Recorded data
━━━━━━━━

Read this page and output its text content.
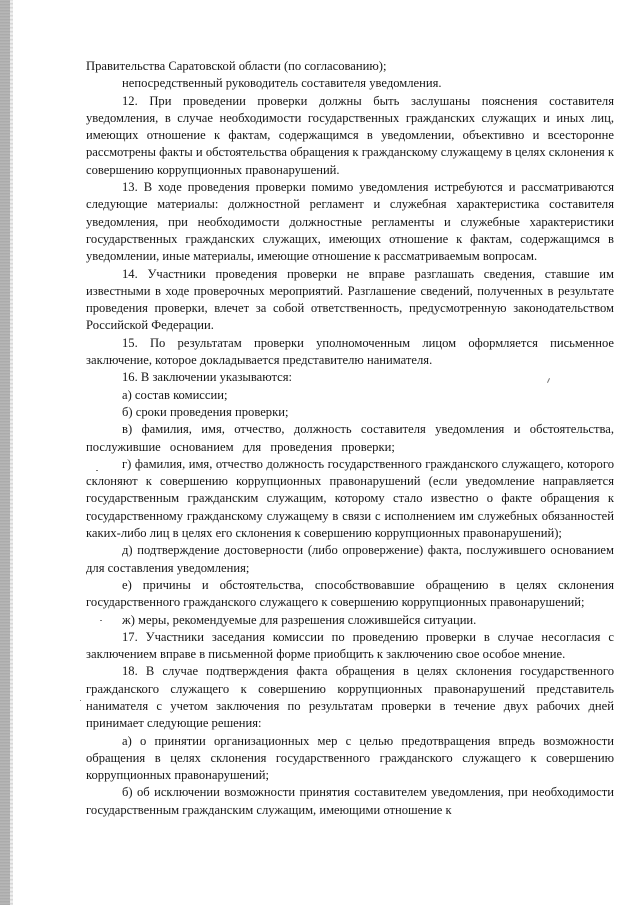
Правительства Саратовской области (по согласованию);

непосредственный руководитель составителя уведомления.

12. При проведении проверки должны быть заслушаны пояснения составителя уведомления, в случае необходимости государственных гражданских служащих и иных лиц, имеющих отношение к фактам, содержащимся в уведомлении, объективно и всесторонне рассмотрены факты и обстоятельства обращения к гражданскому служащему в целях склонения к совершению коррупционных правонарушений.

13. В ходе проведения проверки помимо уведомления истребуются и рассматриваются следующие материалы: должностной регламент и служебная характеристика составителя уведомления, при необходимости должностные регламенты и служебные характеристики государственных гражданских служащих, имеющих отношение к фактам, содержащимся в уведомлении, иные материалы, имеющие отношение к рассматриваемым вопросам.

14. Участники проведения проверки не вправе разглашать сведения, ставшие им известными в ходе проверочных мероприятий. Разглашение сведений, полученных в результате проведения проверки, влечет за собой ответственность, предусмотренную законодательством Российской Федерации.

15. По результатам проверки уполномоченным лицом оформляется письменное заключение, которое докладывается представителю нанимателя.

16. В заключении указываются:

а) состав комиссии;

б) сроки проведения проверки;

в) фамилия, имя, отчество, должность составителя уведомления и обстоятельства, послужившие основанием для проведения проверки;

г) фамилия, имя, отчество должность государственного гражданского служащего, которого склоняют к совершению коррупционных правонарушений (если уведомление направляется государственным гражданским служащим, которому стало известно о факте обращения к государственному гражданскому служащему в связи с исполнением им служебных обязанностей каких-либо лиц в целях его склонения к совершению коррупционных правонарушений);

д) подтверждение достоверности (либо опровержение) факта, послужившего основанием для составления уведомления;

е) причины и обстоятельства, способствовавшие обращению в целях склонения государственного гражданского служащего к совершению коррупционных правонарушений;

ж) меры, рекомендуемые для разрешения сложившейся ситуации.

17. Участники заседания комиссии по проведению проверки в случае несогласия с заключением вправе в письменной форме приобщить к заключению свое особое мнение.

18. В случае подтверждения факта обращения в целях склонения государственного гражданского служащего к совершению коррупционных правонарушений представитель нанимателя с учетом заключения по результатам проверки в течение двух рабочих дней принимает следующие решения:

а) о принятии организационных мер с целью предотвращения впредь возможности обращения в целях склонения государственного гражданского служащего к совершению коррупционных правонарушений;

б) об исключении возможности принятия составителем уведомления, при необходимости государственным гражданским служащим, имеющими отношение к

━━━━━━━━

What is the number of lines in the data that hold the string "комиссии"? Answer with the number only.

2